Dataset items:
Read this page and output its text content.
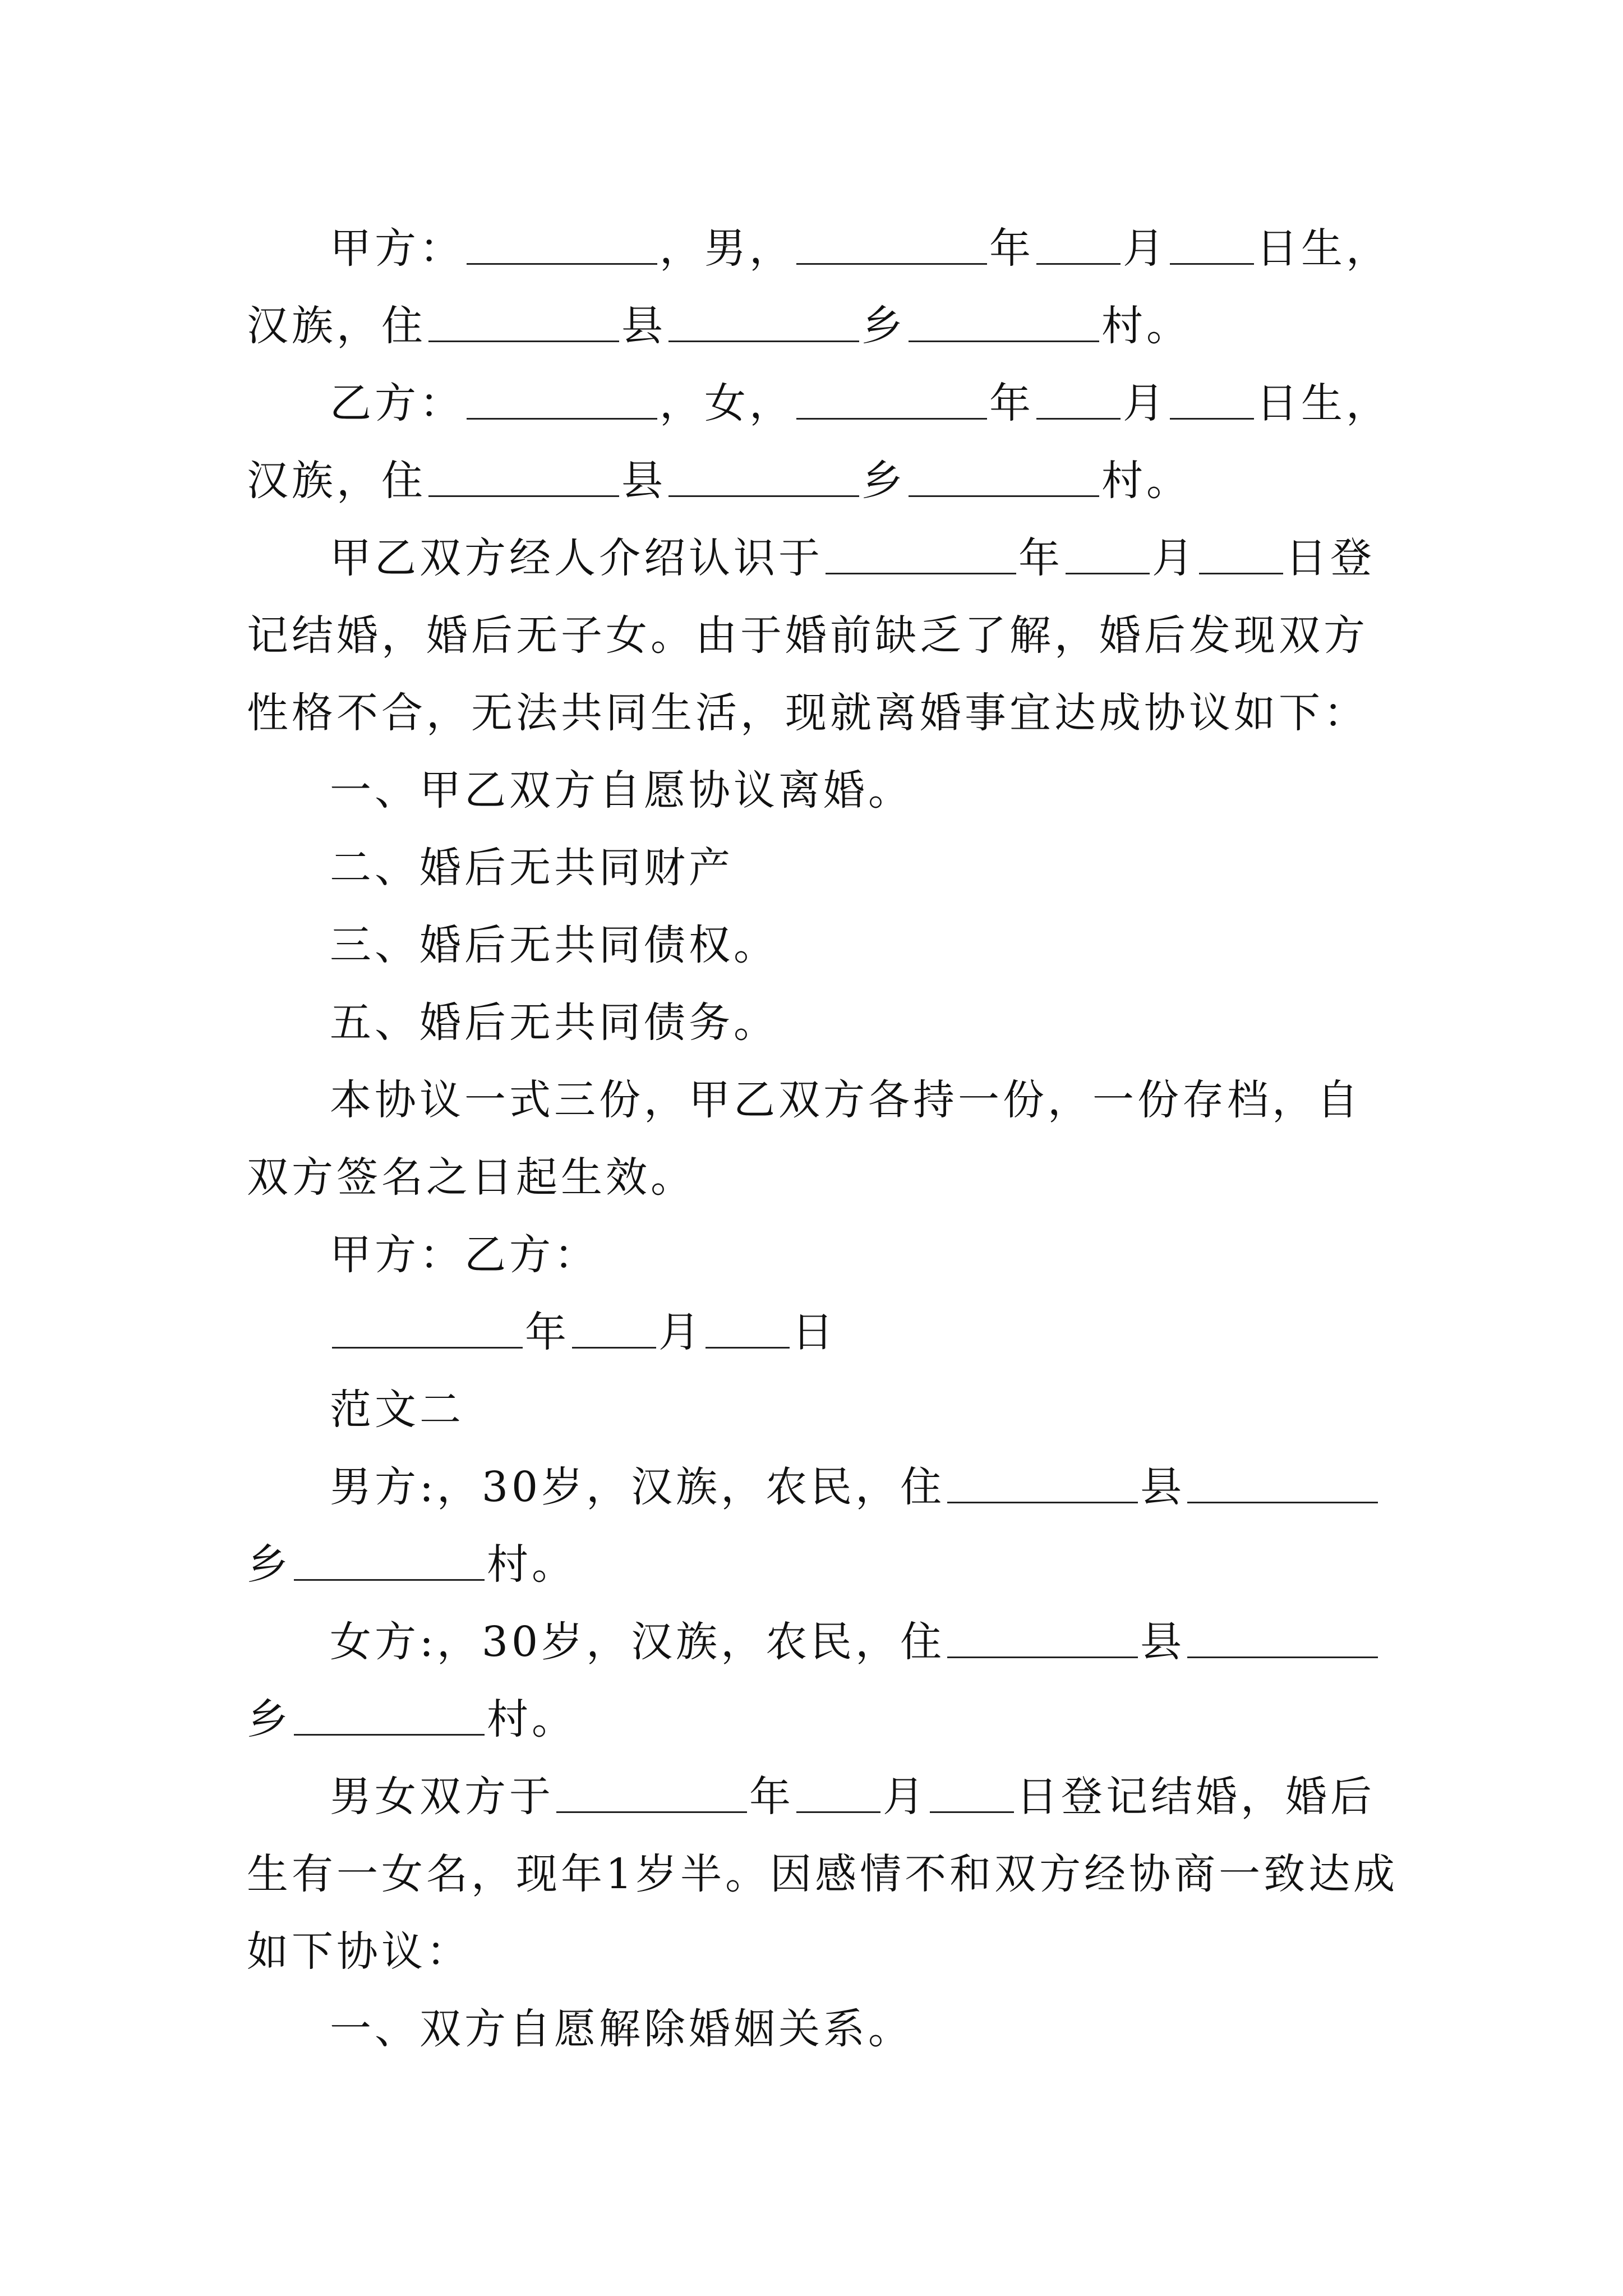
甲方：	，男，	年 月 日生，汉族，住	县	乡	村。

乙方：	，女，	年 月 日生，汉族，住	县	乡	村。

甲乙双方经人介绍认识于	年 月 日登记结婚，婚后无子女。由于婚前缺乏了解，婚后发现双方性格不合，无法共同生活，现就离婚事宜达成协议如下：

一、甲乙双方自愿协议离婚。

二、婚后无共同财产

三、婚后无共同债权。

五、婚后无共同债务。

本协议一式三份，甲乙双方各持一份，一份存档，自双方签名之日起生效。

甲方：乙方：

年 月 日

范文二

男方:，30岁，汉族，农民，住	县乡	村。

女方:，30岁，汉族，农民，住	县乡	村。

男女双方于	年 月 日登记结婚，婚后生有一女名，现年1岁半。因感情不和双方经协商一致达成如下协议：

一、双方自愿解除婚姻关系。
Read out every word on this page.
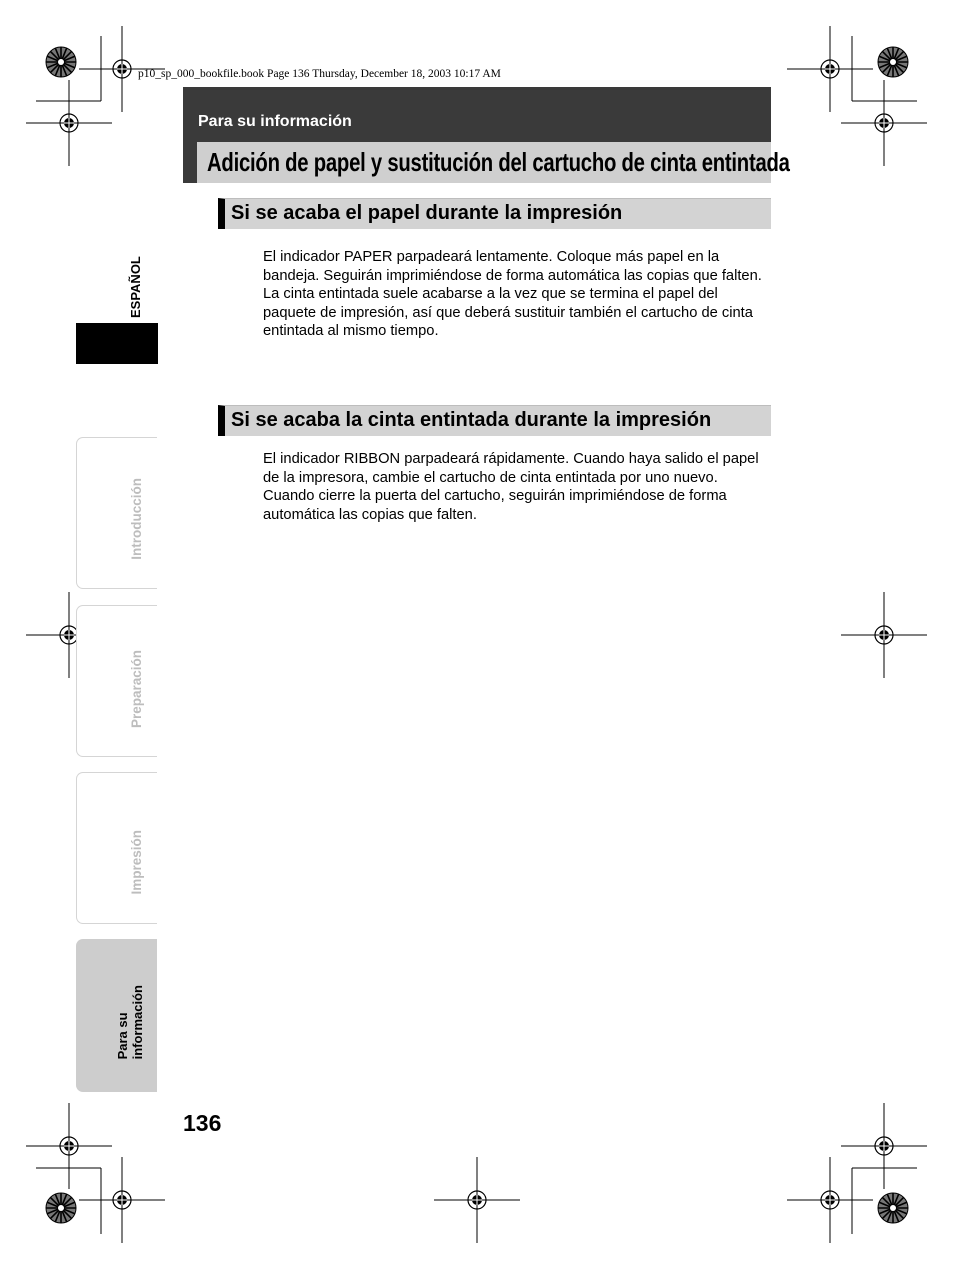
p10_sp_000_bookfile.book Page 136 Thursday, December 18, 2003 10:17 AM
Para su información
Adición de papel y sustitución del cartucho de cinta entintada
Si se acaba el papel durante la impresión

El indicador PAPER parpadeará lentamente. Coloque más papel en la bandeja. Seguirán imprimiéndose de forma automática las copias que falten.

La cinta entintada suele acabarse a la vez que se termina el papel del paquete de impresión, así que deberá sustituir también el cartucho de cinta entintada al mismo tiempo.

Si se acaba la cinta entintada durante la impresión

El indicador RIBBON parpadeará rápidamente. Cuando haya salido el papel de la impresora, cambie el cartucho de cinta entintada por uno nuevo. Cuando cierre la puerta del cartucho, seguirán imprimiéndose de forma automática las copias que falten.

ESPAÑOL
Introducción
Preparación
Impresión
Para su
información
136
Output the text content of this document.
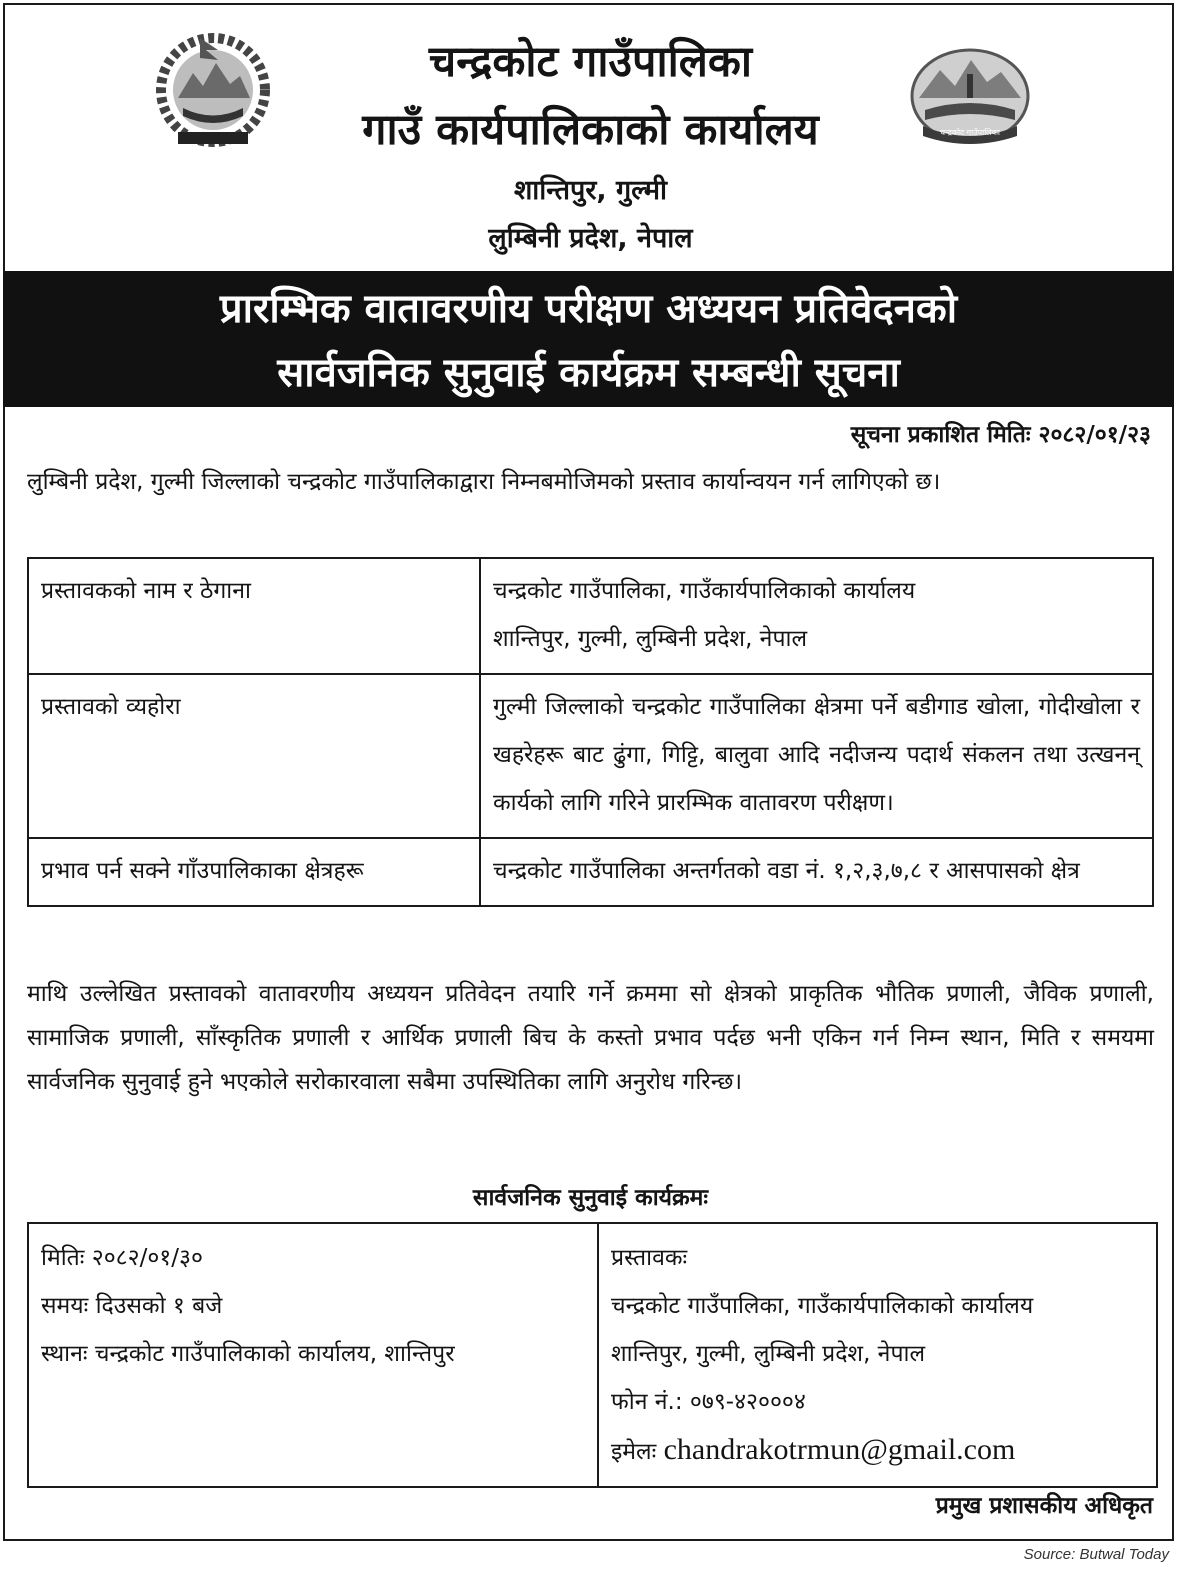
चन्द्रकोट गाउँपालिका
चन्द्रकोट गाउँपालिका
गाउँ कार्यपालिकाको कार्यालय
शान्तिपुर, गुल्मी
लुम्बिनी प्रदेश, नेपाल
प्रारम्भिक वातावरणीय परीक्षण अध्ययन प्रतिवेदनको
सार्वजनिक सुनुवाई कार्यक्रम सम्बन्धी सूचना
सूचना प्रकाशित मितिः २०८२/०१/२३
लुम्बिनी प्रदेश, गुल्मी जिल्लाको चन्द्रकोट गाउँपालिकाद्वारा निम्नबमोजिमको प्रस्ताव कार्यान्वयन गर्न लागिएको छ।
प्रस्तावकको नाम र ठेगाना	चन्द्रकोट गाउँपालिका, गाउँकार्यपालिकाको कार्यालय
शान्तिपुर, गुल्मी, लुम्बिनी प्रदेश, नेपाल

प्रस्तावको व्यहोरा	गुल्मी जिल्लाको चन्द्रकोट गाउँपालिका क्षेत्रमा पर्ने बडीगाड खोला, गोदीखोला र खहरेहरू बाट ढुंगा, गिट्टि, बालुवा आदि नदीजन्य पदार्थ संकलन तथा उत्खनन् कार्यको लागि गरिने प्रारम्भिक वातावरण परीक्षण।
प्रभाव पर्न सक्ने गाँउपालिकाका क्षेत्रहरू	चन्द्रकोट गाउँपालिका अन्तर्गतको वडा नं. १,२,३,७,८ र आसपासको क्षेत्र
माथि उल्लेखित प्रस्तावको वातावरणीय अध्ययन प्रतिवेदन तयारि गर्ने क्रममा सो क्षेत्रको प्राकृतिक भौतिक प्रणाली, जैविक प्रणाली, सामाजिक प्रणाली, साँस्कृतिक प्रणाली र आर्थिक प्रणाली बिच के कस्तो प्रभाव पर्दछ भनी एकिन गर्न निम्न स्थान, मिति र समयमा सार्वजनिक सुनुवाई हुने भएकोले सरोकारवाला सबैमा उपस्थितिका लागि अनुरोध गरिन्छ।
सार्वजनिक सुनुवाई कार्यक्रमः
मितिः २०८२/०१/३०
समयः दिउसको १ बजे
स्थानः चन्द्रकोट गाउँपालिकाको कार्यालय, शान्तिपुर

प्रस्तावकः
चन्द्रकोट गाउँपालिका, गाउँकार्यपालिकाको कार्यालय
शान्तिपुर, गुल्मी, लुम्बिनी प्रदेश, नेपाल
फोन नं.: ०७९-४२०००४
इमेलः chandrakotrmun@gmail.com
प्रमुख प्रशासकीय अधिकृत
Source: Butwal Today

What the task asks:
Pick out and copy the lines of the material that include the word "Read".

Answer in full:
Read this page and output its text content.
Read out every word on this page.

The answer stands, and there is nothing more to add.